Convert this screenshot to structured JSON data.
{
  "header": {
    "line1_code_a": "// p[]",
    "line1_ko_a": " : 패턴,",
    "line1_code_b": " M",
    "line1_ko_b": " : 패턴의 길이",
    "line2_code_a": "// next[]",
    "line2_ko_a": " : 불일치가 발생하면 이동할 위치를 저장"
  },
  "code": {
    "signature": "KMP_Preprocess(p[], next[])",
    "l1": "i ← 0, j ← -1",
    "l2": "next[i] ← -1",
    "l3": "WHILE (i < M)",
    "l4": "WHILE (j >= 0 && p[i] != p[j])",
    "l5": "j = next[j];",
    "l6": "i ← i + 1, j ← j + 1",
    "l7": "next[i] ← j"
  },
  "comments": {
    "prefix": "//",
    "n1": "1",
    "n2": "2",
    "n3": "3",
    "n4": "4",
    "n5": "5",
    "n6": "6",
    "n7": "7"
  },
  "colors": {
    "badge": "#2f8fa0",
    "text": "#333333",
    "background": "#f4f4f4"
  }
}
===
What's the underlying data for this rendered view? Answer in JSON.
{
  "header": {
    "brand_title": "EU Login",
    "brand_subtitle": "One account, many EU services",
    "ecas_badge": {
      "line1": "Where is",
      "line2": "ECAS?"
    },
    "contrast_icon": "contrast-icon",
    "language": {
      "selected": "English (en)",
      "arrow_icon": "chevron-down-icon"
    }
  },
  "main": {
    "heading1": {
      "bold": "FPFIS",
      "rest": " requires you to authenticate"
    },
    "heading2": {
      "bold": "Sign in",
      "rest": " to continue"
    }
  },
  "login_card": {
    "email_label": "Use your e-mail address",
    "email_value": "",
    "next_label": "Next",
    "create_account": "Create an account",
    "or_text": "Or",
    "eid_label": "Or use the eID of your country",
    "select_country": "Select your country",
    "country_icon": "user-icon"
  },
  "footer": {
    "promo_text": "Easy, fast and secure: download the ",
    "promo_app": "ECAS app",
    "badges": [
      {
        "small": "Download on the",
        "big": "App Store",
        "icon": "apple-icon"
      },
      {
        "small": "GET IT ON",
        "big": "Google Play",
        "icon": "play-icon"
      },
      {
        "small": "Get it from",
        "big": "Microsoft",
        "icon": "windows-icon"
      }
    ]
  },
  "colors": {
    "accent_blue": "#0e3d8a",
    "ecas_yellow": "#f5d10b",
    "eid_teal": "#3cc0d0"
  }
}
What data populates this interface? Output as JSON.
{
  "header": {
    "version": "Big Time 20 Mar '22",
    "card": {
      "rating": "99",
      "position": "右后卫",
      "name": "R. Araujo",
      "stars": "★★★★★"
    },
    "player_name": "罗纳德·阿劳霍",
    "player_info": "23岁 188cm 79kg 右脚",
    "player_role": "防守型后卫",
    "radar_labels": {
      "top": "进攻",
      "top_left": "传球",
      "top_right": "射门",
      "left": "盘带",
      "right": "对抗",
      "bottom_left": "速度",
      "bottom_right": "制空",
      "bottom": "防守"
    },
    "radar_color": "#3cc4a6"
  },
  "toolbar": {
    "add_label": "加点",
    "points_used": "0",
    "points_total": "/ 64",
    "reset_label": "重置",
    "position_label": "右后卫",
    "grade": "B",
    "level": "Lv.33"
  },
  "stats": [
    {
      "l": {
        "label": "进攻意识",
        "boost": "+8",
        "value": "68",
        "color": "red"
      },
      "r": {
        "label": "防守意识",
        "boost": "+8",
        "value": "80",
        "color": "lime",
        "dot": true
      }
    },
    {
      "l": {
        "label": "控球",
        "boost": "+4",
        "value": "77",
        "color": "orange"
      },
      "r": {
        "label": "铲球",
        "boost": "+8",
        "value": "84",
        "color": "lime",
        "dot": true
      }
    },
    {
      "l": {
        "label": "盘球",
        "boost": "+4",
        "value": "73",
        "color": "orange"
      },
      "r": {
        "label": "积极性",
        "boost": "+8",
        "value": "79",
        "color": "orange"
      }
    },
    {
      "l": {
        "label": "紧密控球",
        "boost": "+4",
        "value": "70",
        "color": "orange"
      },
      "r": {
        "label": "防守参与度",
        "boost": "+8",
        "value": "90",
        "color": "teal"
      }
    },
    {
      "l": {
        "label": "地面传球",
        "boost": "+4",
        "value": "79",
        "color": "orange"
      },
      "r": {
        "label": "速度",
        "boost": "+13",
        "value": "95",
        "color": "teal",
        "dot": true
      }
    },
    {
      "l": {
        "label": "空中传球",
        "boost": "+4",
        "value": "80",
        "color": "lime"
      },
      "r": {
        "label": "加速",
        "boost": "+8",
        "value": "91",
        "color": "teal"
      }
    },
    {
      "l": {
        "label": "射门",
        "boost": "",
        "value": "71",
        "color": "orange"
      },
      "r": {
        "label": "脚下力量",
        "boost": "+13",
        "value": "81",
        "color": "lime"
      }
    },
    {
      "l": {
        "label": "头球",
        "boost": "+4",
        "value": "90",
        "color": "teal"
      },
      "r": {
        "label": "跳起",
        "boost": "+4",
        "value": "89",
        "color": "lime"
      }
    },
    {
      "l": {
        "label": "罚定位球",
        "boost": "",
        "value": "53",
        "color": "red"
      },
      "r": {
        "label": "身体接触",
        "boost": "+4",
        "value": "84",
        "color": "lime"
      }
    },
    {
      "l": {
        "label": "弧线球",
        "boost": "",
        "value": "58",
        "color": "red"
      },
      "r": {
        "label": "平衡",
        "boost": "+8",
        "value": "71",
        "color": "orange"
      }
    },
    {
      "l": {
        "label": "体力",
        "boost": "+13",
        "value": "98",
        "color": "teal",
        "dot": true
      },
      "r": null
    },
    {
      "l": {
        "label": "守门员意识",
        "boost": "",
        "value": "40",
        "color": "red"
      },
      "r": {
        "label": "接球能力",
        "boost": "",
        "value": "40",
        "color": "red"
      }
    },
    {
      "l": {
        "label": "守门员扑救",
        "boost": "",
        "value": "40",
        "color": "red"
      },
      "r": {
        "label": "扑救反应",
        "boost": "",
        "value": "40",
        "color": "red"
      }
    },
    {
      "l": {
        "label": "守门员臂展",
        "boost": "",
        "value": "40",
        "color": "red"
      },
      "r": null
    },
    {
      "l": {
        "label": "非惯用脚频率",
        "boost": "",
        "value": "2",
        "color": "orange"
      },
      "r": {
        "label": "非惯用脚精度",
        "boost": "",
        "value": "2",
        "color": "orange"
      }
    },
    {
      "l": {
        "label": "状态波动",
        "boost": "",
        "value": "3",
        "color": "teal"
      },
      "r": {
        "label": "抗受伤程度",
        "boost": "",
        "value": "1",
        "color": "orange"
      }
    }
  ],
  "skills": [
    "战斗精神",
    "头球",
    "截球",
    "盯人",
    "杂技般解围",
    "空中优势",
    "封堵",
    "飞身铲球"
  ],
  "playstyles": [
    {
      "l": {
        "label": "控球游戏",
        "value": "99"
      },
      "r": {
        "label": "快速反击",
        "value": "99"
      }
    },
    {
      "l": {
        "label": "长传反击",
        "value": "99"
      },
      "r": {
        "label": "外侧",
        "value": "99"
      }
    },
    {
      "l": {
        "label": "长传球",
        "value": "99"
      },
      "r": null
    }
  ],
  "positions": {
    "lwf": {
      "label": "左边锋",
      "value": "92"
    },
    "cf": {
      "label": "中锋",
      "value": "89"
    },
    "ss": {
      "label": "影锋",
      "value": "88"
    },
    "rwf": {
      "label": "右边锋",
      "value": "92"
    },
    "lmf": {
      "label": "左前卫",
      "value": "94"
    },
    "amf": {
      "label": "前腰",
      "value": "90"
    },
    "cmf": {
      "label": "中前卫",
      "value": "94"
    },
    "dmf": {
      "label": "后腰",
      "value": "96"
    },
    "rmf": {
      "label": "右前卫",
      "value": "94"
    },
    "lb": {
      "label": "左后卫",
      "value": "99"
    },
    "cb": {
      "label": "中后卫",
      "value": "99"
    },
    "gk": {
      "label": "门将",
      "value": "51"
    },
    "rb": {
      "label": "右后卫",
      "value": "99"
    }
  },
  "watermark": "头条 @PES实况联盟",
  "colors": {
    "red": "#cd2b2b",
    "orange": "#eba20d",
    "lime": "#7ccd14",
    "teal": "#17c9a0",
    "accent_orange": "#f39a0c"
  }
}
===
- **TASK GOAL**
Pull out each line holding the string "icon".

- **COMPLETED TASK**
    "contrast_icon": "contrast-icon",
      "arrow_icon": "chevron-down-icon"
    "country_icon": "user-icon"
        "icon": "apple-icon"
        "icon": "play-icon"
        "icon": "windows-icon"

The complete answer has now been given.